--- begin ---

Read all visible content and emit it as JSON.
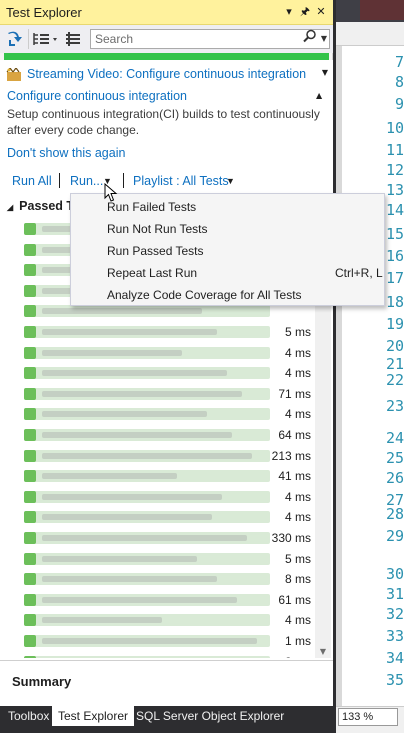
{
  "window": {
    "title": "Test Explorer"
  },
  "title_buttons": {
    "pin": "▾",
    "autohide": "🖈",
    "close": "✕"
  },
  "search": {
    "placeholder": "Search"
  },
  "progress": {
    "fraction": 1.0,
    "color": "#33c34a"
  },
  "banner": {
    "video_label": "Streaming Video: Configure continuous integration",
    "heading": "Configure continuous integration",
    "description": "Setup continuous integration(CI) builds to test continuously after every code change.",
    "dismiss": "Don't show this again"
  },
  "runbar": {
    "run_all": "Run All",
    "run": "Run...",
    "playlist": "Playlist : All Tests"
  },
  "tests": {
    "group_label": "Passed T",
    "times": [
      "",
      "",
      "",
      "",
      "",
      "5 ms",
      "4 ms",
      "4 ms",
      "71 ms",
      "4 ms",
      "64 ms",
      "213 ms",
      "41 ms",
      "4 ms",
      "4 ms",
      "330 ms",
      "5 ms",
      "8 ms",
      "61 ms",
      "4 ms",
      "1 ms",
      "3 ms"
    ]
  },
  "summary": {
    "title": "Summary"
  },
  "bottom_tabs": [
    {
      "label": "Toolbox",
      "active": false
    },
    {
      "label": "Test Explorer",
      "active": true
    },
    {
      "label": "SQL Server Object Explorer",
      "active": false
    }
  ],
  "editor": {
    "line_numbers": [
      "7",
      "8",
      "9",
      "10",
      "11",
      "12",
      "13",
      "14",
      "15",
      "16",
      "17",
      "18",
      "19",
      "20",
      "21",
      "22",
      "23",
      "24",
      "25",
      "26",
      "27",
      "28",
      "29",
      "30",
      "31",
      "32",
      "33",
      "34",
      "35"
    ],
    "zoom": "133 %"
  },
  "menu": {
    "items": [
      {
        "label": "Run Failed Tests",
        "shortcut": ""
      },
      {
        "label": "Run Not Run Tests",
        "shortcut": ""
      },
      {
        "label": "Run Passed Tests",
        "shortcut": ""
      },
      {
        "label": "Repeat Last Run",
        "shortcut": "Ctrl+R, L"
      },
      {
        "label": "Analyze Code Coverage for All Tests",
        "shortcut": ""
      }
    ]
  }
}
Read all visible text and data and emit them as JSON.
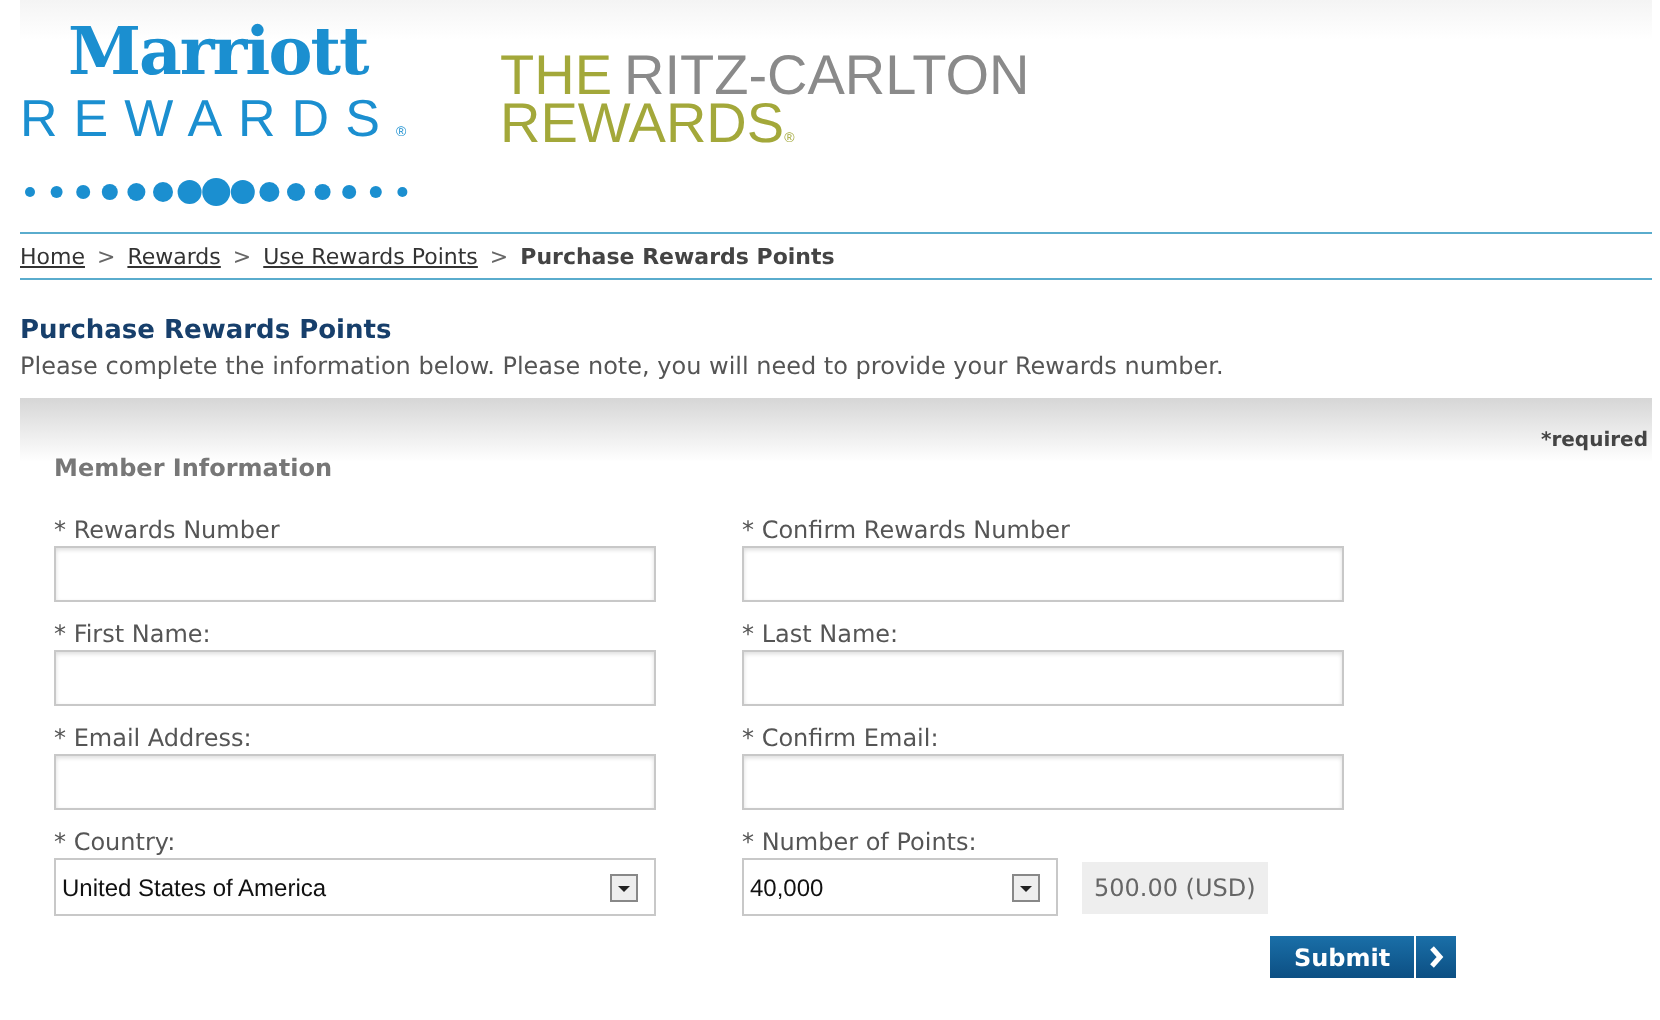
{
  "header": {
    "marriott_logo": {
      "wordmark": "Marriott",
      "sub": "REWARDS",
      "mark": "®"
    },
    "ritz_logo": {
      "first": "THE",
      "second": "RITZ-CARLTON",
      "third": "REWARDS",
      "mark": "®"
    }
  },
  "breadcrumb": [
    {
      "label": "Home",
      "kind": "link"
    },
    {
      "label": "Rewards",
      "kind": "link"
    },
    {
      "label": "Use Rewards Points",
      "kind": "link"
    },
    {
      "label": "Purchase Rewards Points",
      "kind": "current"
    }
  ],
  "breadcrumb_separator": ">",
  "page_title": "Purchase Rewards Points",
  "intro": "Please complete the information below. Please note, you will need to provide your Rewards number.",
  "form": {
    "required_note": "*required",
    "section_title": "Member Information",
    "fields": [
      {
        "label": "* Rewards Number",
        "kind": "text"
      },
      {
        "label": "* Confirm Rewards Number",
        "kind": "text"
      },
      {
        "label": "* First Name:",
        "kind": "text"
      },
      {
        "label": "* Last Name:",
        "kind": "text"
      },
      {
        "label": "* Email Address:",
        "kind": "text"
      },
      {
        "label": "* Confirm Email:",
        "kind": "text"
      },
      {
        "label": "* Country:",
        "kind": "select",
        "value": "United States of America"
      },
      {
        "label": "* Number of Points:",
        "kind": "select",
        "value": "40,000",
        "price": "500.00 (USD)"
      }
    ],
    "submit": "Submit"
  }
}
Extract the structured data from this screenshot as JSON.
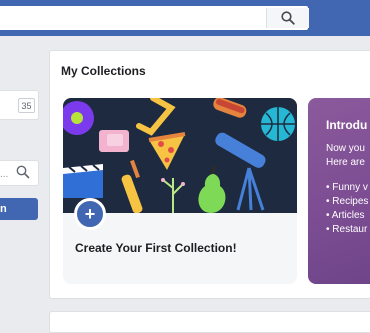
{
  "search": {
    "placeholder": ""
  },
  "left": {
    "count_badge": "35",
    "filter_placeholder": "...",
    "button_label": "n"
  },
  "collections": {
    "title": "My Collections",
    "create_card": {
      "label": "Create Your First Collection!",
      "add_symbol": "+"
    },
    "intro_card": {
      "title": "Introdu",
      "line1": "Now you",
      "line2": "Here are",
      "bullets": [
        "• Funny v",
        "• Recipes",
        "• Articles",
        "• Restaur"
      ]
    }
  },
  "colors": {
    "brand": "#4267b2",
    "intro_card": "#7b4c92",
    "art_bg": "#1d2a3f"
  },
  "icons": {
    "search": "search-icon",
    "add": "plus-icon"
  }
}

--- end ---
--- begin ---

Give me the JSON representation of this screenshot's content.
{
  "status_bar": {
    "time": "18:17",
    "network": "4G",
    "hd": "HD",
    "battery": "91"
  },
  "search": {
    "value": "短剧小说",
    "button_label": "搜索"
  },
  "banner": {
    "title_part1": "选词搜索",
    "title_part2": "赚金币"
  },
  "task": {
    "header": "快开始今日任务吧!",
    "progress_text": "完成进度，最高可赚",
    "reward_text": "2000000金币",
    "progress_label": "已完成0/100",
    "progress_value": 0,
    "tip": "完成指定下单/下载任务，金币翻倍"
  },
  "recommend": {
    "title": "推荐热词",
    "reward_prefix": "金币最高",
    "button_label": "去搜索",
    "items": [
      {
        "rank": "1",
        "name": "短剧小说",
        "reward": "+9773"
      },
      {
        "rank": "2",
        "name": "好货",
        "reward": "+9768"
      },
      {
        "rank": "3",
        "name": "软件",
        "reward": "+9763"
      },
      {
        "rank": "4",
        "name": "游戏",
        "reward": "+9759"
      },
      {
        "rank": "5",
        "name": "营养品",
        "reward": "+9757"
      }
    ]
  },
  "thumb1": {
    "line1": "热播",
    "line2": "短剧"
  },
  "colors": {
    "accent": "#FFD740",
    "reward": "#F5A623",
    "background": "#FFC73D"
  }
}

--- end ---

**Instructions for the task**:
Search the entries for the string "Purchase" and collect each line that has it.

**Solved problem**:
      "label": "Purchase Rewards Points",
  "page_title": "Purchase Rewards Points",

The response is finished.